• Entries supplied:
------------------------------

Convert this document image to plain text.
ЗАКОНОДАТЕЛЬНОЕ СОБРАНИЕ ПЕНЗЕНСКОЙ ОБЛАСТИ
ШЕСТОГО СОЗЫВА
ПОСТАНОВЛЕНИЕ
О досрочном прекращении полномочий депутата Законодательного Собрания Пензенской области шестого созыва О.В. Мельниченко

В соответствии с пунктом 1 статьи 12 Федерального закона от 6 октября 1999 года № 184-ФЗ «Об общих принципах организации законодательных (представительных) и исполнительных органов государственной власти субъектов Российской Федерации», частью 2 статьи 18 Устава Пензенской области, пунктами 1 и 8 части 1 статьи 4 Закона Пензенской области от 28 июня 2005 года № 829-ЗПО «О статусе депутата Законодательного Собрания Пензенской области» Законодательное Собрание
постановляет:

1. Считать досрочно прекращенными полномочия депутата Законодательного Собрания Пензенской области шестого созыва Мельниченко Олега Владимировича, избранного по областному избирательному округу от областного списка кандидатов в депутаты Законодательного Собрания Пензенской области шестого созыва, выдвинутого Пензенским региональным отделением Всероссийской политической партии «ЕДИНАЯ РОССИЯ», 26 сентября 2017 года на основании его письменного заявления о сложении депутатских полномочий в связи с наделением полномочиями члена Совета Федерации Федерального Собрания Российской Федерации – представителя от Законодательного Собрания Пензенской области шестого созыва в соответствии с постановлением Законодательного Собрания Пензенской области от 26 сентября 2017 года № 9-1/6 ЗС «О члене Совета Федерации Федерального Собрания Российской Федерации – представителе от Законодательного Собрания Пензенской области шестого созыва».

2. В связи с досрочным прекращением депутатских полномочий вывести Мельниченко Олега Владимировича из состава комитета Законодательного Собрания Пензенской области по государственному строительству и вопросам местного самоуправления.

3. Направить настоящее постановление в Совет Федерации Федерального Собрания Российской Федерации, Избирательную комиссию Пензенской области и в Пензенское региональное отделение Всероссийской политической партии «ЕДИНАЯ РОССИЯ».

------------------------------

• What you need to do:
Using the data above, reproduce every line exactly.

• Written answer:
Convert this document image to plain text.
ЗАКОНОДАТЕЛЬНОЕ СОБРАНИЕ ПЕНЗЕНСКОЙ ОБЛАСТИ
ШЕСТОГО СОЗЫВА
ПОСТАНОВЛЕНИЕ
О досрочном прекращении полномочий депутата Законодательного Собрания Пензенской области шестого созыва О.В. Мельниченко

В соответствии с пунктом 1 статьи 12 Федерального закона от 6 октября 1999 года № 184-ФЗ «Об общих принципах организации законодательных (представительных) и исполнительных органов государственной власти субъектов Российской Федерации», частью 2 статьи 18 Устава Пензенской области, пунктами 1 и 8 части 1 статьи 4 Закона Пензенской области от 28 июня 2005 года № 829-ЗПО «О статусе депутата Законодательного Собрания Пензенской области» Законодательное Собрание
постановляет:

1. Считать досрочно прекращенными полномочия депутата Законодательного Собрания Пензенской области шестого созыва Мельниченко Олега Владимировича, избранного по областному избирательному округу от областного списка кандидатов в депутаты Законодательного Собрания Пензенской области шестого созыва, выдвинутого Пензенским региональным отделением Всероссийской политической партии «ЕДИНАЯ РОССИЯ», 26 сентября 2017 года на основании его письменного заявления о сложении депутатских полномочий в связи с наделением полномочиями члена Совета Федерации Федерального Собрания Российской Федерации – представителя от Законодательного Собрания Пензенской области шестого созыва в соответствии с постановлением Законодательного Собрания Пензенской области от 26 сентября 2017 года № 9-1/6 ЗС «О члене Совета Федерации Федерального Собрания Российской Федерации – представителе от Законодательного Собрания Пензенской области шестого созыва».

2. В связи с досрочным прекращением депутатских полномочий вывести Мельниченко Олега Владимировича из состава комитета Законодательного Собрания Пензенской области по государственному строительству и вопросам местного самоуправления.

3. Направить настоящее постановление в Совет Федерации Федерального Собрания Российской Федерации, Избирательную комиссию Пензенской области и в Пензенское региональное отделение Всероссийской политической партии «ЕДИНАЯ РОССИЯ».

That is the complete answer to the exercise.